Skip the images and return the records below exactly.

#### Data rows ####

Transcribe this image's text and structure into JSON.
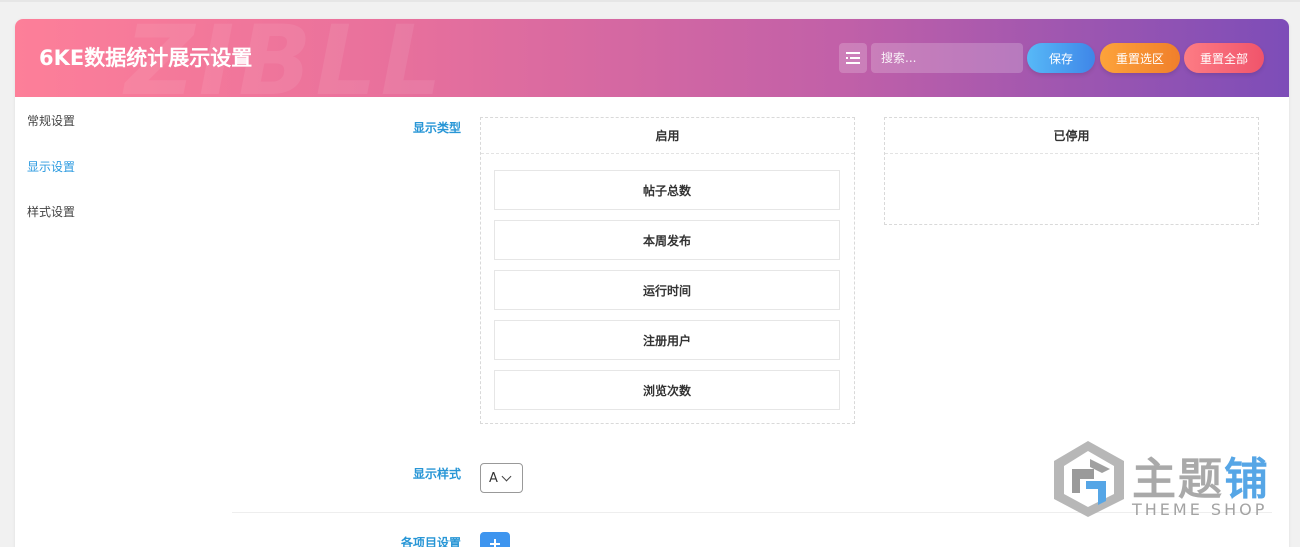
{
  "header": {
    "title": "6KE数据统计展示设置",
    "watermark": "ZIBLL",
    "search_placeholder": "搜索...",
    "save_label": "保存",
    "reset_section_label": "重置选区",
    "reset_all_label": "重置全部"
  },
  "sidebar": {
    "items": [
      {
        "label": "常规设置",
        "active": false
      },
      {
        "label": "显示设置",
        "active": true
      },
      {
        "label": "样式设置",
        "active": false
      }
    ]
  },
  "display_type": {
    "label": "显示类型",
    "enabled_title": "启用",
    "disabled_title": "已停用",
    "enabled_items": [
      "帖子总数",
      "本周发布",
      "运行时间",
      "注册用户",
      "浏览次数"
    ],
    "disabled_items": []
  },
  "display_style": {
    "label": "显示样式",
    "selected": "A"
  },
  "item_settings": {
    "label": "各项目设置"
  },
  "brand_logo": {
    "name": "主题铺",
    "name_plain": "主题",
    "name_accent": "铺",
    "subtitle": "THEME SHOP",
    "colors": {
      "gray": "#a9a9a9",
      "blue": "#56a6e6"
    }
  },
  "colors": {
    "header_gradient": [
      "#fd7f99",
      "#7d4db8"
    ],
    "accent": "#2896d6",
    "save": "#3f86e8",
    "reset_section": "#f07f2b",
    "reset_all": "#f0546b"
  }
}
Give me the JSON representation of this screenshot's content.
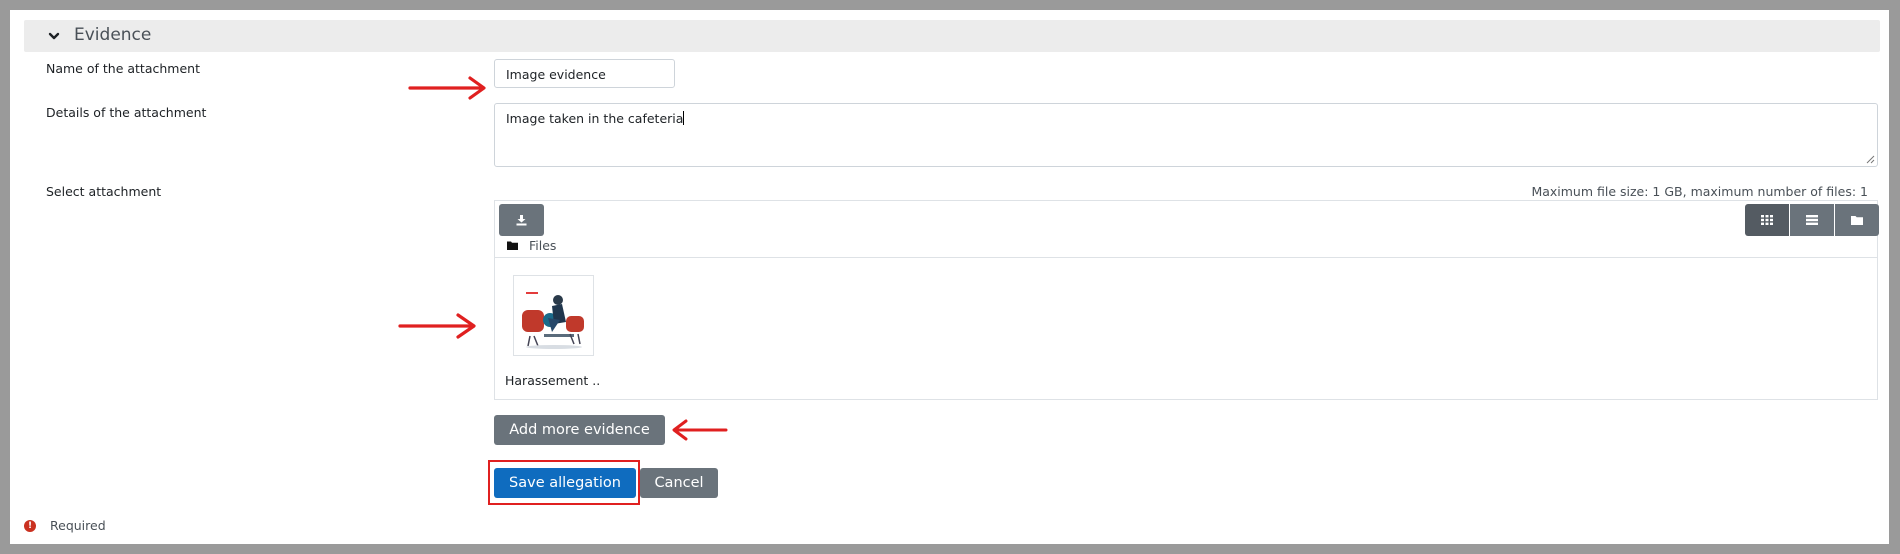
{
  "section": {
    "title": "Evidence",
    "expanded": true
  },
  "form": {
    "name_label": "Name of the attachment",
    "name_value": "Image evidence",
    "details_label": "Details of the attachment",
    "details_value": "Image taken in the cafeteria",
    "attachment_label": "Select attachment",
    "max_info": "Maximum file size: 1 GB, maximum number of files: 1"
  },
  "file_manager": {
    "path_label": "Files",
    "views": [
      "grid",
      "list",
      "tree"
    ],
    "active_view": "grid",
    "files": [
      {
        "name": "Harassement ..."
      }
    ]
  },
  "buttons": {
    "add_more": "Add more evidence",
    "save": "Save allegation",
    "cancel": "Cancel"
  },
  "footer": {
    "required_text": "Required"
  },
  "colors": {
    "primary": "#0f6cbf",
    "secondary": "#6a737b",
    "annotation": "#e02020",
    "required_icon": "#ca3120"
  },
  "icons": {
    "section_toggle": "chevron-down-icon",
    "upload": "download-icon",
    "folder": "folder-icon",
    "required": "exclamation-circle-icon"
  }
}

####

Solved problem.
Transcribe this image's text and structure into JSON.
{
  "header": {
    "title": "6KE数据统计展示设置",
    "watermark": "ZIBLL",
    "search_placeholder": "搜索...",
    "save_label": "保存",
    "reset_section_label": "重置选区",
    "reset_all_label": "重置全部"
  },
  "sidebar": {
    "items": [
      {
        "label": "常规设置",
        "active": false
      },
      {
        "label": "显示设置",
        "active": true
      },
      {
        "label": "样式设置",
        "active": false
      }
    ]
  },
  "display_type": {
    "label": "显示类型",
    "enabled_title": "启用",
    "disabled_title": "已停用",
    "enabled_items": [
      "帖子总数",
      "本周发布",
      "运行时间",
      "注册用户",
      "浏览次数"
    ],
    "disabled_items": []
  },
  "display_style": {
    "label": "显示样式",
    "selected": "A"
  },
  "item_settings": {
    "label": "各项目设置"
  },
  "brand_logo": {
    "name": "主题铺",
    "name_plain": "主题",
    "name_accent": "铺",
    "subtitle": "THEME SHOP",
    "colors": {
      "gray": "#a9a9a9",
      "blue": "#56a6e6"
    }
  },
  "colors": {
    "header_gradient": [
      "#fd7f99",
      "#7d4db8"
    ],
    "accent": "#2896d6",
    "save": "#3f86e8",
    "reset_section": "#f07f2b",
    "reset_all": "#f0546b"
  }
}
Give me the JSON representation of this screenshot's content.
{
  "section": {
    "title": "Evidence",
    "expanded": true
  },
  "form": {
    "name_label": "Name of the attachment",
    "name_value": "Image evidence",
    "details_label": "Details of the attachment",
    "details_value": "Image taken in the cafeteria",
    "attachment_label": "Select attachment",
    "max_info": "Maximum file size: 1 GB, maximum number of files: 1"
  },
  "file_manager": {
    "path_label": "Files",
    "views": [
      "grid",
      "list",
      "tree"
    ],
    "active_view": "grid",
    "files": [
      {
        "name": "Harassement ..."
      }
    ]
  },
  "buttons": {
    "add_more": "Add more evidence",
    "save": "Save allegation",
    "cancel": "Cancel"
  },
  "footer": {
    "required_text": "Required"
  },
  "colors": {
    "primary": "#0f6cbf",
    "secondary": "#6a737b",
    "annotation": "#e02020",
    "required_icon": "#ca3120"
  },
  "icons": {
    "section_toggle": "chevron-down-icon",
    "upload": "download-icon",
    "folder": "folder-icon",
    "required": "exclamation-circle-icon"
  }
}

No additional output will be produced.